*** Opening EXTRACTED TEXT ***

One very crucially important historical point Prof. Tainter has made several times, is that in human history there has NEVER been a case of any society ever de-economizing.
Gives one pause for thought.....
I understand where you were coming from with this topic I was really kind of going off the main focus here. I definitely see the satire of debating someone with their own quotes!
I have seen Bonddad like posts on Dkos and there are more pom pom cheerleaders going on there for those while diaries from BonSwern are outright attacked. I stopped going there when I started to read about a movement to stop what the in crowd viewed as attacks on the cheerleaders etc. They only want to represent one POV. There is a gang mentality there.
When the economy starts rebounding I'll be the first one to leap for joy. Right now the stimulus has focused on union jobs at the municipal and construction level which don't help me at all. The private sector middle class taxpayer and independent business people are left in the cold.
I have a question though regarding this deflationary period.
If they are printing money as fast as possible and it appears they are and it appears the Fed has a private set of books that we never see (Bloomberg over $9 trillion unaccounted for at the Fed). How is the money supply contracting?
On a larger scale I see that when Bernanke started raising interest rates during his tenure the economy started to tank. He is holding them at zero and they are propping up banks left and right but Wall Street is now stuck in neutral so there is more and more money and its worth less because really even commodities which have gone up this year appear to have hit a wall. I guess technically when the amount of dollars is increasing and the commodities based on dollars is flat thats deflation but the money supply is expanding still. Its an odd situation isn't it?

*** Closing EXTRACTED TEXT ***
*** Opening RECORDED INFORMATION ***

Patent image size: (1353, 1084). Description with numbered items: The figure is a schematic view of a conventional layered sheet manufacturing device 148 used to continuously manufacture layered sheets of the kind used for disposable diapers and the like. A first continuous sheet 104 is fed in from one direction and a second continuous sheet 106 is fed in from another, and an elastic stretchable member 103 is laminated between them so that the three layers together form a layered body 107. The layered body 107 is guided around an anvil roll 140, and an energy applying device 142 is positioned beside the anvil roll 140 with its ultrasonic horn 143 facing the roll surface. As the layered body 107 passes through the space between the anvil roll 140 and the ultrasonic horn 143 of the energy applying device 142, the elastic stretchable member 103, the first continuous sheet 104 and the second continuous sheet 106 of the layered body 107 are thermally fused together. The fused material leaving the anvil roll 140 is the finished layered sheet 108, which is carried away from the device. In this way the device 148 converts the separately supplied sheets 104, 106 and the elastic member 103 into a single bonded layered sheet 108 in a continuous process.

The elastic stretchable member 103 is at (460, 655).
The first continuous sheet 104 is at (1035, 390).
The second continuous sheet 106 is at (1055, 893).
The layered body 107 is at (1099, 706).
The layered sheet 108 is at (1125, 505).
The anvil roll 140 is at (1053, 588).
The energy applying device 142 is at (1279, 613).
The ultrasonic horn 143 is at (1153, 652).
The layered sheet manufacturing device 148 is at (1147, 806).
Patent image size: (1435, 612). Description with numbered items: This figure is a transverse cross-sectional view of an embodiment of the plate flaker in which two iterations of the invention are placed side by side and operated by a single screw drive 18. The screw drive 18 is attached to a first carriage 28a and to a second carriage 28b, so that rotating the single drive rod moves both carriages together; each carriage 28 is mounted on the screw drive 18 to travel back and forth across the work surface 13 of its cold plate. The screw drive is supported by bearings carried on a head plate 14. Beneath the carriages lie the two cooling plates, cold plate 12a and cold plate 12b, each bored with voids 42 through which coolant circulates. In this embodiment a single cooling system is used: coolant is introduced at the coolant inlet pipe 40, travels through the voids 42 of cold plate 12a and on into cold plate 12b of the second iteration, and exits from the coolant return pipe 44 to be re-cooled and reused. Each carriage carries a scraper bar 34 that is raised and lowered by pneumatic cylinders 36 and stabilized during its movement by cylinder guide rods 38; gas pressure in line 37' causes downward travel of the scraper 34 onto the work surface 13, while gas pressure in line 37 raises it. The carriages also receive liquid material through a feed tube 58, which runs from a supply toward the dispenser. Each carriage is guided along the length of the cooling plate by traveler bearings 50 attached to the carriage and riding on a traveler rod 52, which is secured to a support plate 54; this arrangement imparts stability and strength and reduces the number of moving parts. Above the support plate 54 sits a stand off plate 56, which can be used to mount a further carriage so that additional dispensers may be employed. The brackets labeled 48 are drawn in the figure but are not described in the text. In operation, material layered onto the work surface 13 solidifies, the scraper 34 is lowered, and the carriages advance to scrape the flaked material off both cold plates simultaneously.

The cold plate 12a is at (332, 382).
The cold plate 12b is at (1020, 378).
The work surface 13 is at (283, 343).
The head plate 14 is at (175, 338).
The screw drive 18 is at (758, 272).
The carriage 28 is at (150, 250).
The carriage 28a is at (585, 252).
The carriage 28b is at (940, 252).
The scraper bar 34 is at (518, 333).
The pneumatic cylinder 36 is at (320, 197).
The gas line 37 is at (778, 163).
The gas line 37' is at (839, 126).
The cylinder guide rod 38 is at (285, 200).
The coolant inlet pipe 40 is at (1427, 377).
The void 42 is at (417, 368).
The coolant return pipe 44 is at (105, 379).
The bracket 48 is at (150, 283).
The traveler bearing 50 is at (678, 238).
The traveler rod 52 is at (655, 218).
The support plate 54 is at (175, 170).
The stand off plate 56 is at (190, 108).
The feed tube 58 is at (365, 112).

*** Closing RECORDED INFORMATION ***

■ **WORK ITEM**: Reproduce the part of the forum comment starting with "Gives one pause" and going on through "in the cold.".

■ **EXERCISE RESPONSE**:
Gives one pause for thought.....
I understand where you were coming from with this topic I was really kind of going off the main focus here. I definitely see the satire of debating someone with their own quotes!
I have seen Bonddad like posts on Dkos and there are more pom pom cheerleaders going on there for those while diaries from BonSwern are outright attacked. I stopped going there when I started to read about a movement to stop what the in crowd viewed as attacks on the cheerleaders etc. They only want to represent one POV. There is a gang mentality there.
When the economy starts rebounding I'll be the first one to leap for joy. Right now the stimulus has focused on union jobs at the municipal and construction level which don't help me at all. The private sector middle class taxpayer and independent business people are left in the cold.